Print, unchanged, the entries between the lines holding "y-tick-label: -5 [98,274,111,290]" and "x-tick-labels: -1.5 -1", inclusive.

• • • • • • •

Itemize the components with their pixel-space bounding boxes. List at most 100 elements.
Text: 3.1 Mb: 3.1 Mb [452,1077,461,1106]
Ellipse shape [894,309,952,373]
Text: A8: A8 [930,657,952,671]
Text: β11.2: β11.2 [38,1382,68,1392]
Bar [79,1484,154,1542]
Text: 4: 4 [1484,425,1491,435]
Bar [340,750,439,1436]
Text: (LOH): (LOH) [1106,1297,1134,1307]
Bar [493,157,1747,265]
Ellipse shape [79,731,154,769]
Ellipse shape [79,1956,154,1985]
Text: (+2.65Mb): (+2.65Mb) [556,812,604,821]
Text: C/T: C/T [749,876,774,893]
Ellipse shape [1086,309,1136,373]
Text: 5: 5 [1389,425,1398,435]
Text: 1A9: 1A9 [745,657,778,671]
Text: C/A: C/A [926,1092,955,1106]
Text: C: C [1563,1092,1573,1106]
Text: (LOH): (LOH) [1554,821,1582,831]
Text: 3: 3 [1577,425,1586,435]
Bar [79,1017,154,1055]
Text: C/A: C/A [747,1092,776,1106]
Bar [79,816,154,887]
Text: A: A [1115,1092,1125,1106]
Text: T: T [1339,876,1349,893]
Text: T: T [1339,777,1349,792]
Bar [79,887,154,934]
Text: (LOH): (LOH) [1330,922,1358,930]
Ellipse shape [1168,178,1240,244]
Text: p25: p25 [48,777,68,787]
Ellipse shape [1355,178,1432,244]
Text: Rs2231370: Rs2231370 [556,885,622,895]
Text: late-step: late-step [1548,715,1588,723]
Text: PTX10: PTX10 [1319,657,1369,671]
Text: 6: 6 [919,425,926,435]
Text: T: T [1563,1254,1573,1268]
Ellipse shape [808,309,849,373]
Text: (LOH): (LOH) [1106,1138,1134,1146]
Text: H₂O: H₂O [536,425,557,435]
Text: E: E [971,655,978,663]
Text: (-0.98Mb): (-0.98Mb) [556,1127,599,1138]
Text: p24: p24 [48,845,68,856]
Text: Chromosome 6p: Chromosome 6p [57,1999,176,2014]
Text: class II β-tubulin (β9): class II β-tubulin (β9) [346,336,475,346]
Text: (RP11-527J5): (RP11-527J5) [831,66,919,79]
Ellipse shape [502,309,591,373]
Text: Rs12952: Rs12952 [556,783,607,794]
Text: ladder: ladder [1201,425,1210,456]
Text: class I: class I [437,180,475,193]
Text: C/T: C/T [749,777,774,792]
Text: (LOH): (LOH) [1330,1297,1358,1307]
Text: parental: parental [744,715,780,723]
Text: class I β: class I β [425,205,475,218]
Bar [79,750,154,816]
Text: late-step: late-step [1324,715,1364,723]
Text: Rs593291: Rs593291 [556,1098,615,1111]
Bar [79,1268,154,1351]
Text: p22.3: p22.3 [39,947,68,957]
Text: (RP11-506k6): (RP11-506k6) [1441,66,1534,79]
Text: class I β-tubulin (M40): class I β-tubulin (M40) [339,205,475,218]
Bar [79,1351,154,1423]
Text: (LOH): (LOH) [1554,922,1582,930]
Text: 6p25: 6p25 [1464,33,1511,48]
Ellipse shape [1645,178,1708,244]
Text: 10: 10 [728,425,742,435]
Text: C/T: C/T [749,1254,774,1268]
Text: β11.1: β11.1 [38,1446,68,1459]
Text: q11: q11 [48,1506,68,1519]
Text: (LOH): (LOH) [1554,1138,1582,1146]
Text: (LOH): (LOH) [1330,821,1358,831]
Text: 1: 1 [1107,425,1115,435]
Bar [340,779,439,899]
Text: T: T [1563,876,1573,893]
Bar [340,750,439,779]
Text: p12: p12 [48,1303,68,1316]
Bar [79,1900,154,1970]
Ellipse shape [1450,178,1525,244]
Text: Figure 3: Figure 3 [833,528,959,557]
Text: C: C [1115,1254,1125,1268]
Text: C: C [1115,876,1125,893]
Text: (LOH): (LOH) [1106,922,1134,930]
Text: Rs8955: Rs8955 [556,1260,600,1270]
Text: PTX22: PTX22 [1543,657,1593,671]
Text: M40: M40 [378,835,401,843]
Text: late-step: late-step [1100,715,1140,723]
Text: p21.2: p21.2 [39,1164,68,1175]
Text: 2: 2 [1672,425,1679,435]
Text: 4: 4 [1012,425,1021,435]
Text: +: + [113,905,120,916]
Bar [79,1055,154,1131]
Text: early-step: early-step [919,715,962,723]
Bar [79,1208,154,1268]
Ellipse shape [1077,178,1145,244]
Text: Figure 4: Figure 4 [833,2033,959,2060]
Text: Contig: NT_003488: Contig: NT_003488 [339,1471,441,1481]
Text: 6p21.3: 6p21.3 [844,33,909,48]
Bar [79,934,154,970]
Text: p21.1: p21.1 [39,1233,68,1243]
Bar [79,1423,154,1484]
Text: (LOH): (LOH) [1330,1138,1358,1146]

• • • • • • •

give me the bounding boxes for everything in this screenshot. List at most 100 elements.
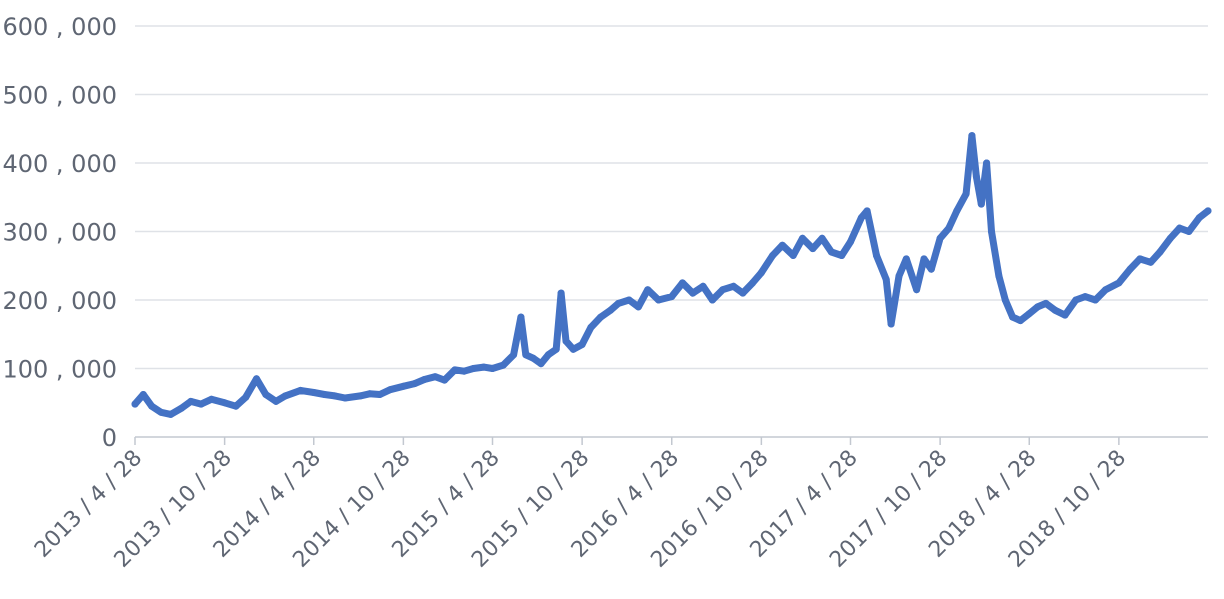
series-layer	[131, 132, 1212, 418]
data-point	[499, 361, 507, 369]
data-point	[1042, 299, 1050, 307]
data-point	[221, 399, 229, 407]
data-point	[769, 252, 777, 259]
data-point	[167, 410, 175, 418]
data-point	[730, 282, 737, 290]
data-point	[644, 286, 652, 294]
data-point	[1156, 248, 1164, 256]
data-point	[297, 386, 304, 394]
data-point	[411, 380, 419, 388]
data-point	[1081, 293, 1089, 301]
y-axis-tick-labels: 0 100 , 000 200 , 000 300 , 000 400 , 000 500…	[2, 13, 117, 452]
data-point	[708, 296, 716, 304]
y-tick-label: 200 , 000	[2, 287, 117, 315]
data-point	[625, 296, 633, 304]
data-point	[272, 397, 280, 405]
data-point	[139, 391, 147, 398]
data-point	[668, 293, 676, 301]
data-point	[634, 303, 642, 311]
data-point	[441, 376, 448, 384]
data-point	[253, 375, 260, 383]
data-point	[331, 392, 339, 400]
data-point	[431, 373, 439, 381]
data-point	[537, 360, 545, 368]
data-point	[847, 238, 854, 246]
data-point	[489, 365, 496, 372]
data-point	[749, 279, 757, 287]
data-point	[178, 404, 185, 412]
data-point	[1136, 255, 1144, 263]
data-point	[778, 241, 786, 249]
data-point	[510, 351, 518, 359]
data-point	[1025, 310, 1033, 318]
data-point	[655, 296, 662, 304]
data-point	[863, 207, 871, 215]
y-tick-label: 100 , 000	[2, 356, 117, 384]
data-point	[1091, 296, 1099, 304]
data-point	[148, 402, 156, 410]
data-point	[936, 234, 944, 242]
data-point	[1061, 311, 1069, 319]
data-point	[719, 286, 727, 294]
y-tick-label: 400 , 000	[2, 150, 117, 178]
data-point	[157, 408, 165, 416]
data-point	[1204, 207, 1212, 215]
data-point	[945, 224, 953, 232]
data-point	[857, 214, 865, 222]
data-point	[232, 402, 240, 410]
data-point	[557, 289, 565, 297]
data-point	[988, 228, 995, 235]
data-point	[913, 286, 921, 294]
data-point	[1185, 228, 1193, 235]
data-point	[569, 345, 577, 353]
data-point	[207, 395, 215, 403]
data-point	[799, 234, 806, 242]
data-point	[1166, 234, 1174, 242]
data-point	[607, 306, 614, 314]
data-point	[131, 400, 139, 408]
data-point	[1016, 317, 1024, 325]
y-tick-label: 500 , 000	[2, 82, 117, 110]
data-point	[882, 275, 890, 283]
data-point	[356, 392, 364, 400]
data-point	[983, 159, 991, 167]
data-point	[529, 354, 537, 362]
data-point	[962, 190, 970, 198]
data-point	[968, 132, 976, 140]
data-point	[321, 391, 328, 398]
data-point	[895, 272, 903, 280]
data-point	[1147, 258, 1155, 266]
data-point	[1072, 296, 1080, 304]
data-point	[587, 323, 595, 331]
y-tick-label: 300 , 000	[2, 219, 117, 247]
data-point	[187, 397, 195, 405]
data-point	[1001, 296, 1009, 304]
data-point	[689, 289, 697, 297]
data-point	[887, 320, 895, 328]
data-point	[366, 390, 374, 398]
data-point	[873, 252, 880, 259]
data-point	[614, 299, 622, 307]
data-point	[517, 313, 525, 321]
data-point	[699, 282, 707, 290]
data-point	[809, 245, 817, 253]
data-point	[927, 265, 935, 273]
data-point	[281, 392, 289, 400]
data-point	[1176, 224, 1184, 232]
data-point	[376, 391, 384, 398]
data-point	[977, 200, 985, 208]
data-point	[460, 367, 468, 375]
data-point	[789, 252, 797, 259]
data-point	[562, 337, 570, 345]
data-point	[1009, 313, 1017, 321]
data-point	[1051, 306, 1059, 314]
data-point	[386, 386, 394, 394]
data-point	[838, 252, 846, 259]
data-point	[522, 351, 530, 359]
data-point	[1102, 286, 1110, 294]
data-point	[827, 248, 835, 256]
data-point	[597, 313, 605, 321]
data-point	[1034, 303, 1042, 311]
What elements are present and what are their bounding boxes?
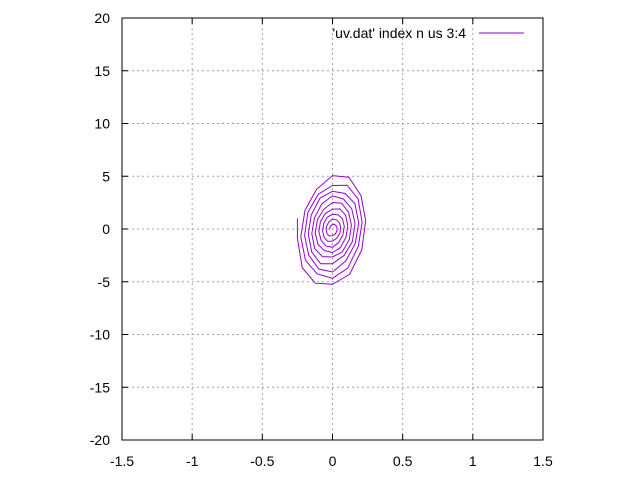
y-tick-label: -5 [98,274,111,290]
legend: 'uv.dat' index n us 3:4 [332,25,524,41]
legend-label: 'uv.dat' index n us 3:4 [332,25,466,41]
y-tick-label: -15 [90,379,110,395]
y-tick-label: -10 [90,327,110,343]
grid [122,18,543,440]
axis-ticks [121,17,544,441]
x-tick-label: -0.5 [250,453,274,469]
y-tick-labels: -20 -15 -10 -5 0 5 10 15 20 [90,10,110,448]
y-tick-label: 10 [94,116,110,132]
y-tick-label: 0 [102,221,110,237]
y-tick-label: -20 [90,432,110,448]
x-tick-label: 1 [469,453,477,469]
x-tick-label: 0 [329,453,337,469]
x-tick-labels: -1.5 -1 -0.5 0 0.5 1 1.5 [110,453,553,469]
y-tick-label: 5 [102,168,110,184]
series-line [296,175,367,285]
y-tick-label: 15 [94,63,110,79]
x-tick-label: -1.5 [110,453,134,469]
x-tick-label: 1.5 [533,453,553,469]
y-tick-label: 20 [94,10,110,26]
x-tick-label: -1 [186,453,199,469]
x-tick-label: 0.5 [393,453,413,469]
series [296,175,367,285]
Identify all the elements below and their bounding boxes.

• • • • • • •

## EXERCISE SOLUTION:
y-tick-label: -5 [98,274,111,290]
legend: 'uv.dat' index n us 3:4 [332,25,524,41]
legend-label: 'uv.dat' index n us 3:4 [332,25,466,41]
y-tick-label: -15 [90,379,110,395]
y-tick-label: -10 [90,327,110,343]
grid [122,18,543,440]
axis-ticks [121,17,544,441]
x-tick-label: -0.5 [250,453,274,469]
y-tick-labels: -20 -15 -10 -5 0 5 10 15 20 [90,10,110,448]
y-tick-label: 10 [94,116,110,132]
y-tick-label: 0 [102,221,110,237]
y-tick-label: -20 [90,432,110,448]
x-tick-label: 1 [469,453,477,469]
x-tick-label: 0 [329,453,337,469]
x-tick-labels: -1.5 -1 -0.5 0 0.5 1 1.5 [110,453,553,469]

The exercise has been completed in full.